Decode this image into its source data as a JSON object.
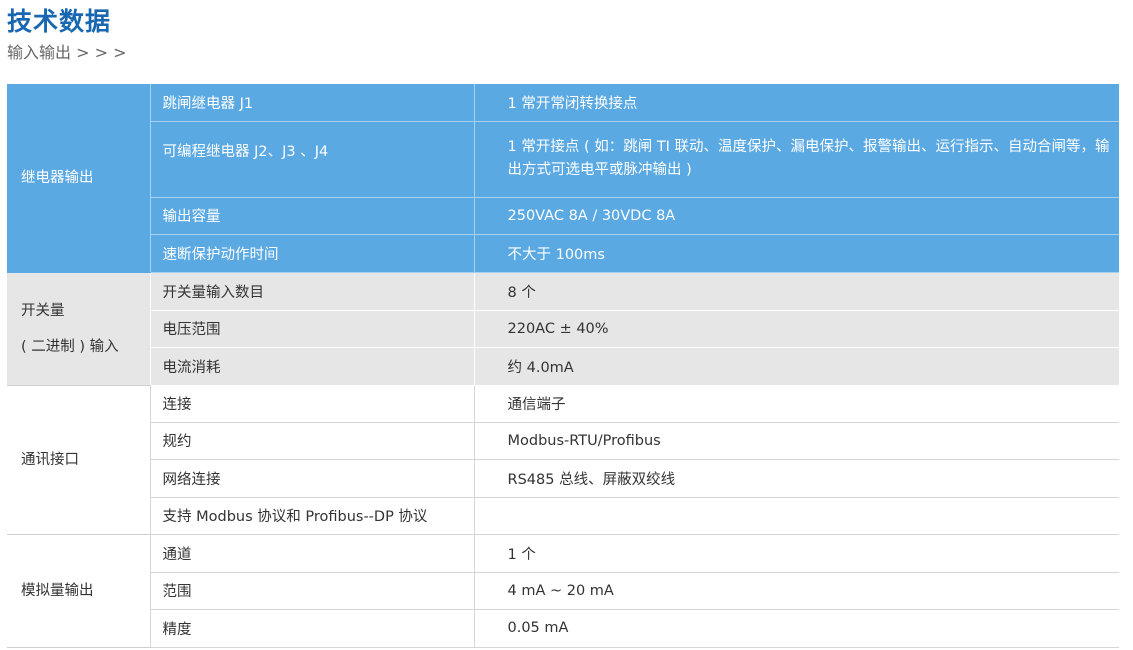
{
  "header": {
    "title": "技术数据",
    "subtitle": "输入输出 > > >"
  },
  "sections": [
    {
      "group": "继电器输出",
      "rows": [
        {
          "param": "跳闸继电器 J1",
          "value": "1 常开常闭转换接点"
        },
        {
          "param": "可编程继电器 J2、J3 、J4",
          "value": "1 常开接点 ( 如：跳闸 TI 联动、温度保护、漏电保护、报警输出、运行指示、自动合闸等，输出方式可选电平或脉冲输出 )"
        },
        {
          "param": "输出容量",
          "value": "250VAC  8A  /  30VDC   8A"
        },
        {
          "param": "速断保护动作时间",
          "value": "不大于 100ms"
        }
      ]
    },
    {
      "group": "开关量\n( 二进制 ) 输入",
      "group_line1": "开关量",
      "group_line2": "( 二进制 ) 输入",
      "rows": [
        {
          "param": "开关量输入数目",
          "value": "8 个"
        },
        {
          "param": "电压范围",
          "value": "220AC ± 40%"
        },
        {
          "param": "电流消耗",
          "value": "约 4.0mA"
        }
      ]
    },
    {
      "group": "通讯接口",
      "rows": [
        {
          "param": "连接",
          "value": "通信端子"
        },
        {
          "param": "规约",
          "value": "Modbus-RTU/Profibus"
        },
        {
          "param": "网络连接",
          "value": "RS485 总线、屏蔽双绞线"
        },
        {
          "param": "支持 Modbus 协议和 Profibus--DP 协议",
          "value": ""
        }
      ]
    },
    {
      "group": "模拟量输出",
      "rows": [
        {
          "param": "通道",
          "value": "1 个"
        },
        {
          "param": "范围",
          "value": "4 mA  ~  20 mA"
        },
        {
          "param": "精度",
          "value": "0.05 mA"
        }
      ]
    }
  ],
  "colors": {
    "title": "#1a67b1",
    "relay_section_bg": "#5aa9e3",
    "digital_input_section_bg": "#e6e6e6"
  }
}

****************

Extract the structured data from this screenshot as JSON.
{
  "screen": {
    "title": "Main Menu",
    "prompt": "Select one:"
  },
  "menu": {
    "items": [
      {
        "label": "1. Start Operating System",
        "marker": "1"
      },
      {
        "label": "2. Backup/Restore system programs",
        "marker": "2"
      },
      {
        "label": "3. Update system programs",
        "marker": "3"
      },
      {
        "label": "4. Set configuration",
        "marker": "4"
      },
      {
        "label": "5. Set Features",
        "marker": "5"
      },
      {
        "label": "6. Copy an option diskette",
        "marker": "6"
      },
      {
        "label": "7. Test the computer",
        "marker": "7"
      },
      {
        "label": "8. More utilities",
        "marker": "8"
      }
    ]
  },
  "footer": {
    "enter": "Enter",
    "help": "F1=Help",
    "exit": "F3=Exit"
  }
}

****************

* [SET EXERCISE]:
List each line in the listing that contains the string "data".

* [THE OUTPUT]:
Decode this image into its source data as a JSON object.
Extract the structured data from this screenshot as JSON.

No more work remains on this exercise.